Goal: For each line below that contains the string "text", copy that line.

Stored records:
-- START --
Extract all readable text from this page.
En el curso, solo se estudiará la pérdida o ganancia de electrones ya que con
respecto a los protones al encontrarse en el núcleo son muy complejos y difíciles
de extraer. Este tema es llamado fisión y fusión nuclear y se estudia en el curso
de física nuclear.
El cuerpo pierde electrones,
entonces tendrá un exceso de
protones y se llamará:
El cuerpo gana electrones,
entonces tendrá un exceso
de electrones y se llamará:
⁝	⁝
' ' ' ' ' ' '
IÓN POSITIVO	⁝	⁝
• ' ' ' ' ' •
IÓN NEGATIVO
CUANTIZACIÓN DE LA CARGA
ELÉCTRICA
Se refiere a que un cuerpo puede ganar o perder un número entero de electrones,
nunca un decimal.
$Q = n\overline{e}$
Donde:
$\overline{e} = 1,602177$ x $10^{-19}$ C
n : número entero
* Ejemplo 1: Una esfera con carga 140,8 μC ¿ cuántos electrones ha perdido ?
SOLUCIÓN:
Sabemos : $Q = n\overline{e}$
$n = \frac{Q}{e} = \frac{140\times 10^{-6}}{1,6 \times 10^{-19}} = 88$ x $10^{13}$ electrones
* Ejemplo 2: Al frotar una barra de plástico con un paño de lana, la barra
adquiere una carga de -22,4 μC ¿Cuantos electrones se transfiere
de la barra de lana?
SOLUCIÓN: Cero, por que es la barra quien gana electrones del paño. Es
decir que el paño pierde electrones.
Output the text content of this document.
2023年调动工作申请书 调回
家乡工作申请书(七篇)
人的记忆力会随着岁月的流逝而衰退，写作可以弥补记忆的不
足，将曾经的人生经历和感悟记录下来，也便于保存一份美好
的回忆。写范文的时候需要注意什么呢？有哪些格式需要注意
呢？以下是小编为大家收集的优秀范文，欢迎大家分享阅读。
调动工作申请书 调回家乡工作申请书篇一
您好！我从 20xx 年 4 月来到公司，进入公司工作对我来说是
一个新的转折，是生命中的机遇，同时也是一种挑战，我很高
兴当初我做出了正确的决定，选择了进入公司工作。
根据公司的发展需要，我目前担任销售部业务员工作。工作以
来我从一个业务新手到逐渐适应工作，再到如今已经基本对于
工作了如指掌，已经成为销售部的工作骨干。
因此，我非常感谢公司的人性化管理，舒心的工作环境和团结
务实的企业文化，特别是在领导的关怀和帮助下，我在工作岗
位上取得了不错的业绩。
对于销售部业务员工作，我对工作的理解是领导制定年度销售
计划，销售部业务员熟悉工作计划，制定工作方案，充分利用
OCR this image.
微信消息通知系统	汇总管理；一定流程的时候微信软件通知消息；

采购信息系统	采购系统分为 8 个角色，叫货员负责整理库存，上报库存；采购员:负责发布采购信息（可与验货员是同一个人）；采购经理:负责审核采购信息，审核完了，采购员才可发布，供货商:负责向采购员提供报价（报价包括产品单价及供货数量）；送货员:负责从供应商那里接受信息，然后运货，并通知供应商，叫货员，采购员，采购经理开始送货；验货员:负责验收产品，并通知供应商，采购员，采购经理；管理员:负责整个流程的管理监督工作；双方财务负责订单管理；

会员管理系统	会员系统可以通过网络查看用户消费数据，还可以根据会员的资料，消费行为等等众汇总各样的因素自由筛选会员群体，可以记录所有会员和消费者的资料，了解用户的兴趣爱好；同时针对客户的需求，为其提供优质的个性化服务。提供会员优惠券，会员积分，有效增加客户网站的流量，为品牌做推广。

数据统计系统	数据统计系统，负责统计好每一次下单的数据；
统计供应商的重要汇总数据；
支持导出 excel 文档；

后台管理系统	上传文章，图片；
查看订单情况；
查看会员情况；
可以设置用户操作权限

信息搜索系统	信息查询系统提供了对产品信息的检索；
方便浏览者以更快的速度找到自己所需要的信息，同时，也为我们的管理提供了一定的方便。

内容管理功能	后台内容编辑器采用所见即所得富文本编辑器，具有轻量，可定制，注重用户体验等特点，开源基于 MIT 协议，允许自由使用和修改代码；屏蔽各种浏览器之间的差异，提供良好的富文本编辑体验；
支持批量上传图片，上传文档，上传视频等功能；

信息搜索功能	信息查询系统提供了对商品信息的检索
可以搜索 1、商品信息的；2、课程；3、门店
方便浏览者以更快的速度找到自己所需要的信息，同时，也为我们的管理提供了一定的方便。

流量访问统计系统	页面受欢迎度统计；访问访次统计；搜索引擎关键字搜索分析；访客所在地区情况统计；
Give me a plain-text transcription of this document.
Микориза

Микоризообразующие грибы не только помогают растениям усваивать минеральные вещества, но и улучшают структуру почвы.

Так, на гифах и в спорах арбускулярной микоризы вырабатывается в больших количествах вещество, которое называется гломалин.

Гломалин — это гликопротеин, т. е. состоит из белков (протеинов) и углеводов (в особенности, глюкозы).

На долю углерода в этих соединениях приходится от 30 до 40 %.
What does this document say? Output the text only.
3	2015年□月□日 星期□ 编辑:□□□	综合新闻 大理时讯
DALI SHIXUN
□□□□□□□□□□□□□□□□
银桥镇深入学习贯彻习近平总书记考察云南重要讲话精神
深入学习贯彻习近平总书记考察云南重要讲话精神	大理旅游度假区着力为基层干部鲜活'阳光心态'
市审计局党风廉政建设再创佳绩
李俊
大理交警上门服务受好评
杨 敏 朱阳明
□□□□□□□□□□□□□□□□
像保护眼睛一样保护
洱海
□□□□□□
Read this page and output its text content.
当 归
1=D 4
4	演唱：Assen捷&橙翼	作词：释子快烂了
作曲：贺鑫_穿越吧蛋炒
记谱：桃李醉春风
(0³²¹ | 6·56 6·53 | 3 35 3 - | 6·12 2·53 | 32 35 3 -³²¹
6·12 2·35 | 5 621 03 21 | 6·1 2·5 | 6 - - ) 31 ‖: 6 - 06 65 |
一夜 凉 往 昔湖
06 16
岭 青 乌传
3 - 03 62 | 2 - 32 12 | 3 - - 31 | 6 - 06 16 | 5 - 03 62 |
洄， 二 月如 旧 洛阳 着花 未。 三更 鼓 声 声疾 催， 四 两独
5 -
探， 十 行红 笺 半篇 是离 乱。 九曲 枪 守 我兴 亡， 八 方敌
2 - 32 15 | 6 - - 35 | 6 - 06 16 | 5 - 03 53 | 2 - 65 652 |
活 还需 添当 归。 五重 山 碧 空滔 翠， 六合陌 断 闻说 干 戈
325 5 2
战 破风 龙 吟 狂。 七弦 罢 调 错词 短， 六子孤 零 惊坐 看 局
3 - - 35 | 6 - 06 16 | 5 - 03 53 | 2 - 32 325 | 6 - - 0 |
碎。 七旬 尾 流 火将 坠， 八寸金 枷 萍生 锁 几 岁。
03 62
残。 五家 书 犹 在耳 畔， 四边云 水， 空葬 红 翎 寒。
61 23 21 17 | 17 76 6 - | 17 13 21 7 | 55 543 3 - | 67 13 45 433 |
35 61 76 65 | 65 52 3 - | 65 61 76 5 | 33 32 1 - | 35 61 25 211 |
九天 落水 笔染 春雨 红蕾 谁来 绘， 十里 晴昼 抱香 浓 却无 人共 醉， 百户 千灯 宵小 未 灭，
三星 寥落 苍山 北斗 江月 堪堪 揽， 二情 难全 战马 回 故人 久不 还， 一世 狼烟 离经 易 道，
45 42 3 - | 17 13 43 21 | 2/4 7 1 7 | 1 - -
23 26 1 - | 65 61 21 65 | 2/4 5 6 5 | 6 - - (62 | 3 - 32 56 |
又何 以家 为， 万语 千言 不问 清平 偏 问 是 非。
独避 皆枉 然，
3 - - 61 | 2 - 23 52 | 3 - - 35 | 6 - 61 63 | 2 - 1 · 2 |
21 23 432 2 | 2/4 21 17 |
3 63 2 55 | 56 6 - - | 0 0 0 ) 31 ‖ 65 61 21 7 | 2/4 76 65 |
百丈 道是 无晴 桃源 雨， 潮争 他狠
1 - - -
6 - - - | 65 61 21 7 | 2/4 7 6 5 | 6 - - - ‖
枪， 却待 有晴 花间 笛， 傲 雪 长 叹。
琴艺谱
-- END --
Written solution:
Extract all readable text from this page.
Output the text content of this document.
Give me a plain-text transcription of this document.
What does this document say? Output the text only.
Read this page and output its text content.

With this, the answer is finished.